◆ WHAT THE EXERCISE ASKS: Skip the pictures. Reproduce all other material exactly.

◆ DATA SHOWN:
⟨
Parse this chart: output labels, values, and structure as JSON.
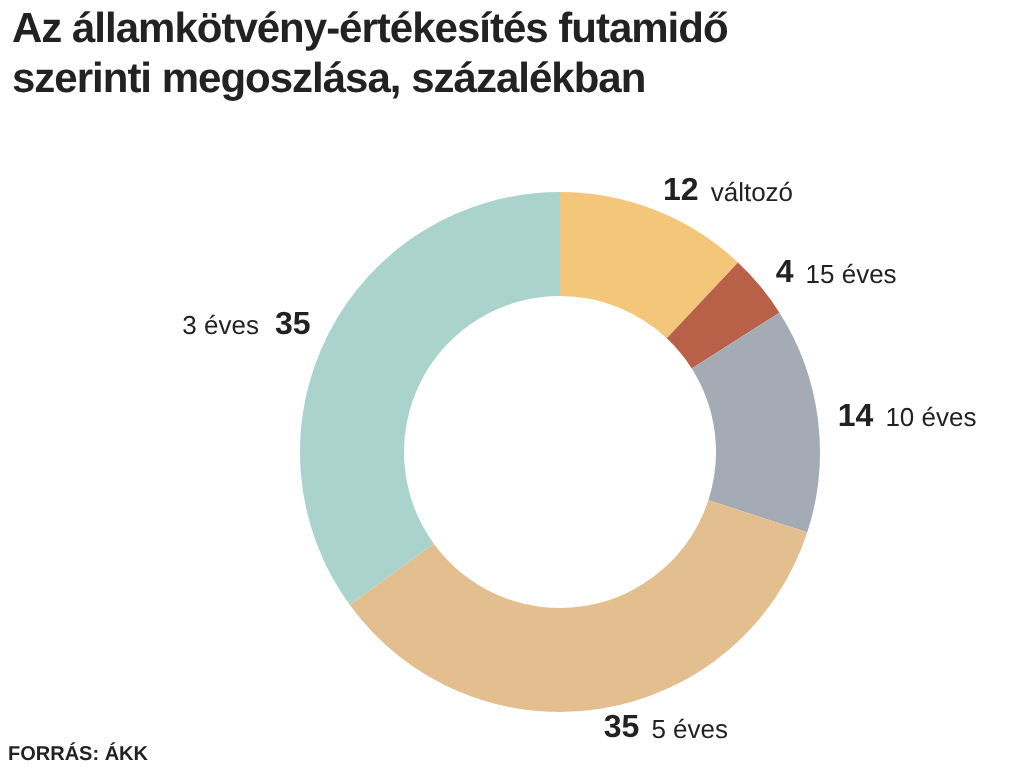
{
  "chart_data": {
    "type": "donut",
    "title": "Az államkötvény-értékesítés futamidő szerinti megoszlása, százalékban",
    "categories": [
      "változó",
      "15 éves",
      "10 éves",
      "5 éves",
      "3 éves"
    ],
    "values": [
      12,
      4,
      14,
      35,
      35
    ],
    "colors": [
      "#f4c67a",
      "#b96148",
      "#a5abb4",
      "#e3be8e",
      "#abd3ce"
    ],
    "data_labels": true,
    "legend": false,
    "annotations": [
      "FORRÁS: ÁKK"
    ]
  }
}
⟩
◆ SOLVED EXERCISE:
Parse this chart: output labels, values, and structure as JSON.
{
  "chart_data": {
    "type": "donut",
    "title": "Az államkötvény-értékesítés futamidő szerinti megoszlása, százalékban",
    "categories": [
      "változó",
      "15 éves",
      "10 éves",
      "5 éves",
      "3 éves"
    ],
    "values": [
      12,
      4,
      14,
      35,
      35
    ],
    "colors": [
      "#f4c67a",
      "#b96148",
      "#a5abb4",
      "#e3be8e",
      "#abd3ce"
    ],
    "data_labels": true,
    "legend": false,
    "annotations": [
      "FORRÁS: ÁKK"
    ]
  }
}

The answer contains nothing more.